**Document passage:**
····················

The body of a missing Aboriginal man has been found in the river he was last seen at almost three months ago.
His family said he was a passenger of a vehicle that was pursued by officers and has been critical of authorities’ attempts to find him.
The remains were sent for forensic examination, NSW Police said, and have now been confirmed as those of Mr Copeland.
Investigators are continuing to prepare a report for the information of the NSW Coroner, and the Aboriginal Legal Service (ALS) is preparing to represent his family at an inquest.
Mr Copeland has a three-year-old son, and his partner is expecting their second child.
His family said they will remember him as a happy and bubbly young man.
“Gordon was deeply loved,” Lesley Fernando, Mr Copeland’s aunt, said on behalf of his mum Narelle, partner Josephine, and other family members.
“He was a son, father, partner, brother, cousin, and nephew.

····················

(Data records)
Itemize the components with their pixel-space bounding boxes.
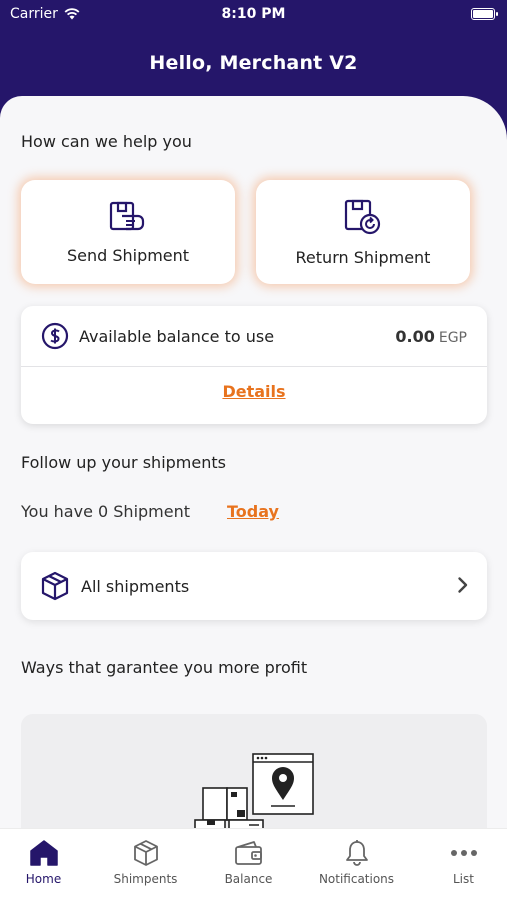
tab-list[interactable]: List [413,829,507,900]
more-icon [450,850,477,856]
return-shipment-button[interactable]: Return Shipment [256,180,470,284]
balance-amount: 0.00 EGP [395,327,467,346]
return-shipment-icon [344,199,381,234]
send-shipment-button[interactable]: Send Shipment [21,180,235,284]
balance-label: Available balance to use [79,326,275,346]
battery-icon [471,8,498,20]
send-shipment-label: Send Shipment [66,245,190,265]
tab-shipments[interactable]: Shimpents [95,829,196,900]
box-icon [41,571,69,601]
divider [21,366,487,367]
balance-row: Available balance to use 0.00 EGP [21,306,487,366]
balance-card: Available balance to use 0.00 EGP Details [21,306,487,424]
help-section-title: How can we help you [21,132,192,151]
tab-notifications-label: Notifications [318,872,395,886]
tab-balance-label: Balance [224,872,273,886]
all-shipments-button[interactable]: All shipments [21,552,487,620]
today-link[interactable]: Today [227,502,279,521]
main-content: How can we help you Send Shipment Return… [0,96,507,900]
balance-currency: EGP [438,329,467,346]
tab-list-label: List [453,872,474,886]
box-icon [133,840,158,866]
tab-shipments-label: Shimpents [113,872,178,886]
tab-bar: Home Shimpents Balance Notifications Lis… [0,828,507,900]
bell-icon [345,840,368,866]
all-shipments-label: All shipments [81,576,190,596]
tab-notifications[interactable]: Notifications [306,829,407,900]
followup-section-title: Follow up your shipments [21,453,226,472]
delivery-illustration [194,753,314,842]
page-title: Hello, Merchant V2 [149,52,358,74]
tab-home[interactable]: Home [0,829,94,900]
details-link[interactable]: Details [21,382,487,401]
home-icon [29,840,58,866]
profit-section-title: Ways that garantee you more profit [21,658,308,677]
shipments-count: You have 0 Shipment [21,502,191,521]
tab-home-label: Home [25,872,62,886]
send-shipment-icon [109,201,145,230]
tab-balance[interactable]: Balance [198,829,299,900]
balance-value: 0.00 [395,326,435,346]
status-bar: Carrier 8:10 PM [0,0,507,28]
return-shipment-label: Return Shipment [295,247,431,267]
wallet-icon [234,841,262,865]
chevron-right-icon [458,577,468,593]
status-time: 8:10 PM [221,6,286,22]
dollar-icon [41,322,69,350]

····················

**Given task A:**
In the news report above, rewrite the passage from "The remains were" to "at an inquest.", replacing "Investigators" with "Detectives".
**Given task B:**
According to the news report above, which organization is preparing to represent Mr Copeland's family at an inquest?

**Exercise output A:**
The remains were sent for forensic examination, NSW Police said, and have now been confirmed as those of Mr Copeland.
Detectives are continuing to prepare a report for the information of the NSW Coroner, and the Aboriginal Legal Service (ALS) is preparing to represent his family at an inquest.

**Exercise output B:**
The Aboriginal Legal Service (ALS).